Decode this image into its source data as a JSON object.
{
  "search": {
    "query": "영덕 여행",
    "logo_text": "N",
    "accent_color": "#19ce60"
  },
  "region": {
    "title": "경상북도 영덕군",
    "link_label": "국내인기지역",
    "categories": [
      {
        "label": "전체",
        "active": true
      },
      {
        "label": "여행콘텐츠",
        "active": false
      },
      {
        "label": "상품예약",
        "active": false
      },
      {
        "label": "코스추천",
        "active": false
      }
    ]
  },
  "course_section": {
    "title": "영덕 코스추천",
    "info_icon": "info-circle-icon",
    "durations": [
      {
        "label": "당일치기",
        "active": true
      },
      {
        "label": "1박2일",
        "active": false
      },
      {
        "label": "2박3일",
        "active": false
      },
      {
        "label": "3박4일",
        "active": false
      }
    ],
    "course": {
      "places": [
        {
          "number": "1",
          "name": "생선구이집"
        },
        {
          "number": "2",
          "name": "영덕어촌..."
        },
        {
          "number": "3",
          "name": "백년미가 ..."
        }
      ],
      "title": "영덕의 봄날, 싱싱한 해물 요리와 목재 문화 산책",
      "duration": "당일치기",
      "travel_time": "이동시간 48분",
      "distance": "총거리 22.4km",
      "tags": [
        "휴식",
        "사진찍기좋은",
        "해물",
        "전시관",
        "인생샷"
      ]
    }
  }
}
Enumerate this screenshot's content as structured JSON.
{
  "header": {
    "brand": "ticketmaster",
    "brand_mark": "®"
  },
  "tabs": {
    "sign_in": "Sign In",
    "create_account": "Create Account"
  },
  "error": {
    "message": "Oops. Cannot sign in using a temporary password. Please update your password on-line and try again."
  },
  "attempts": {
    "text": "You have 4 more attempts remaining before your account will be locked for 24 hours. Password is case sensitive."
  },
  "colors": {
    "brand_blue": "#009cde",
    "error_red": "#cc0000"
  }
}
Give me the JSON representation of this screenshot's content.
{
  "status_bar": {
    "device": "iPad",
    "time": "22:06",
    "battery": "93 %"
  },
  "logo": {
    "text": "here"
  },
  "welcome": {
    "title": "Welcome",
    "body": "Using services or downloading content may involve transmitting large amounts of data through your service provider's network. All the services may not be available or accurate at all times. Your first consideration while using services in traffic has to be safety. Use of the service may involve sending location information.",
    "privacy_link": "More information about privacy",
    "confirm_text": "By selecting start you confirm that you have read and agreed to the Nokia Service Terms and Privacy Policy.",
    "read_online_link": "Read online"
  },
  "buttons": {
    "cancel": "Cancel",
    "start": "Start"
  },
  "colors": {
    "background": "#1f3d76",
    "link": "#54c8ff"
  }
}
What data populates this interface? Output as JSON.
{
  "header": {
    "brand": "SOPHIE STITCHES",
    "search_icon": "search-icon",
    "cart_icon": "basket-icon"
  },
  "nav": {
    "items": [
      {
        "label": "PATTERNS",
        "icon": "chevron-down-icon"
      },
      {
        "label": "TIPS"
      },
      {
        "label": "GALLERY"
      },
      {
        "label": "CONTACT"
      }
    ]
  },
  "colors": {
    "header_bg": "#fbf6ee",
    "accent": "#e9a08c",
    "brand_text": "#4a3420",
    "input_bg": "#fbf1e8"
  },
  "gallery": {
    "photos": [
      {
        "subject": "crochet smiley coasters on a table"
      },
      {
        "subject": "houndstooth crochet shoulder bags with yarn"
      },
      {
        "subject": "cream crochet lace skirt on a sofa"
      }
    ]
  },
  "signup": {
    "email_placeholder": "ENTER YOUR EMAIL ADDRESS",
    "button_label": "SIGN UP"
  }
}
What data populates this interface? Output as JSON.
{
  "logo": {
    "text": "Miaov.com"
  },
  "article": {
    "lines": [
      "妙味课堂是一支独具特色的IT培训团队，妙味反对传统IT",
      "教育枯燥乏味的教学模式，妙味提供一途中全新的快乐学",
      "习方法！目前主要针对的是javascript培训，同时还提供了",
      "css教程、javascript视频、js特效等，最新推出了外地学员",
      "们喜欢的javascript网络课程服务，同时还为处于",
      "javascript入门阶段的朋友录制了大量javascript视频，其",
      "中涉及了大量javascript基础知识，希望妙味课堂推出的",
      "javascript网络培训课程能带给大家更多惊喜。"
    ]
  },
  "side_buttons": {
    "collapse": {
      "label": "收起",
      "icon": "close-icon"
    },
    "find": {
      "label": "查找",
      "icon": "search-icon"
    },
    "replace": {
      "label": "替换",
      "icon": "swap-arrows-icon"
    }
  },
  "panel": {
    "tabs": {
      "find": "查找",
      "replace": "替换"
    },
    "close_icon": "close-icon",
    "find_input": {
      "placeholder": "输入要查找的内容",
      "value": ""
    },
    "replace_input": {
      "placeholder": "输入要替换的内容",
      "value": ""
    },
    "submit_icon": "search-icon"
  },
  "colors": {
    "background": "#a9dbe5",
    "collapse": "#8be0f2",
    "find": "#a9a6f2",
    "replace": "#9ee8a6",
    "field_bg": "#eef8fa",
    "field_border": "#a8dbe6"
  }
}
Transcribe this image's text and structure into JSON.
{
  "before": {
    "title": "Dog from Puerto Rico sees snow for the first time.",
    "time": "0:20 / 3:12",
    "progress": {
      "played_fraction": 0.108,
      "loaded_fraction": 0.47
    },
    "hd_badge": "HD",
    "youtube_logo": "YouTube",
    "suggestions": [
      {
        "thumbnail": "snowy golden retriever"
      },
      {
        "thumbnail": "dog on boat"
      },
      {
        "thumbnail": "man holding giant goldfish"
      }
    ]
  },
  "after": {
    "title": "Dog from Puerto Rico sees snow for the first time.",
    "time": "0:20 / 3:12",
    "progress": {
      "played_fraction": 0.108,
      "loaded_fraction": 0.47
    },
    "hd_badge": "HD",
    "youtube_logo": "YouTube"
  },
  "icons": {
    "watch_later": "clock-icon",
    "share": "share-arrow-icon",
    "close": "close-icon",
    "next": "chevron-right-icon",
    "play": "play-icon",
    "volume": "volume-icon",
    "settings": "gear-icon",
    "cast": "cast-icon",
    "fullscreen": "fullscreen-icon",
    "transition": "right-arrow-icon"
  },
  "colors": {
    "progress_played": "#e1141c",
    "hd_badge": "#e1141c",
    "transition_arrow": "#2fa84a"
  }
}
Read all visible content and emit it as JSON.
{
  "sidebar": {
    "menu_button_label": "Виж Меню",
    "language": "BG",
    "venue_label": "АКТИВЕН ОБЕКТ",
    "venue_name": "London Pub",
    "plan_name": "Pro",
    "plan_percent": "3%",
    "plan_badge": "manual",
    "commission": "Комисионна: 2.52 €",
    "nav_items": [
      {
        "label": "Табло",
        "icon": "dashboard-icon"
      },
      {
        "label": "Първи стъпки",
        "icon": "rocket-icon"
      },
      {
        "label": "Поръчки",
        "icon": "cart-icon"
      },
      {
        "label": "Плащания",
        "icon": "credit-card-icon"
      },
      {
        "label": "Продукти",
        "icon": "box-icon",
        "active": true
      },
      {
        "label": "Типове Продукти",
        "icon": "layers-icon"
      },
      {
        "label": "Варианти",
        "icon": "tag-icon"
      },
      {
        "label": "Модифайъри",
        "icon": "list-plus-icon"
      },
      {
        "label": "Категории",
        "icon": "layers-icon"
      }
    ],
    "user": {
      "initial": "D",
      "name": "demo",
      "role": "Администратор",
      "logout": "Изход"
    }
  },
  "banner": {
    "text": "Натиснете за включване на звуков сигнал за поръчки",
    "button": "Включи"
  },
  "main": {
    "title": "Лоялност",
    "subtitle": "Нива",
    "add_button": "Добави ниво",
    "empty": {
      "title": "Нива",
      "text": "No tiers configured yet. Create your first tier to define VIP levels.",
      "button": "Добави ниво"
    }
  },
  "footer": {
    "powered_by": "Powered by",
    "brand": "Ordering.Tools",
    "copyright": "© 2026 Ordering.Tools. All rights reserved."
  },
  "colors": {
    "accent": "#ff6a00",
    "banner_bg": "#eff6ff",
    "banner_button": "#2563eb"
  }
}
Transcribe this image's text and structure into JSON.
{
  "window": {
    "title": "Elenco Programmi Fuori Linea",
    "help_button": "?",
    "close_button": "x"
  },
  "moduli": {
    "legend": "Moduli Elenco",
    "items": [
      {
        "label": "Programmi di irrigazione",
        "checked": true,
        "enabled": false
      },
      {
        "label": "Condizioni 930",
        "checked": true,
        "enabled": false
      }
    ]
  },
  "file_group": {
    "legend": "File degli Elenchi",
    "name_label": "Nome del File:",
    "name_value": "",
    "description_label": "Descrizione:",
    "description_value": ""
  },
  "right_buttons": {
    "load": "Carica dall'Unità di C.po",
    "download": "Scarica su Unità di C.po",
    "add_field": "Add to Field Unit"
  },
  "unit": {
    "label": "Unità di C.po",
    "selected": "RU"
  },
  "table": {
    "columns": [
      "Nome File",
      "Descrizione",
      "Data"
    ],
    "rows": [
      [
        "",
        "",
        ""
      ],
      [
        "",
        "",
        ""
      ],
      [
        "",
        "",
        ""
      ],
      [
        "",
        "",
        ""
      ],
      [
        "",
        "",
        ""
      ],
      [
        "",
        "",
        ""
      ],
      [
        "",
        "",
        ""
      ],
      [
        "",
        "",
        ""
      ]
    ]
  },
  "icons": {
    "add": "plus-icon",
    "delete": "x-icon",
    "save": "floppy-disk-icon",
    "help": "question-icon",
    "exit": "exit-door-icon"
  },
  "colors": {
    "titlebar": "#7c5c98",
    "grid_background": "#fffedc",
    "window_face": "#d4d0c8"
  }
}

_ _ _ _ _

Objective: Filter the data for the string "crochet" and copy every line that has it.

Result:
        "subject": "crochet smiley coasters on a table"
        "subject": "houndstooth crochet shoulder bags with yarn"
        "subject": "cream crochet lace skirt on a sofa"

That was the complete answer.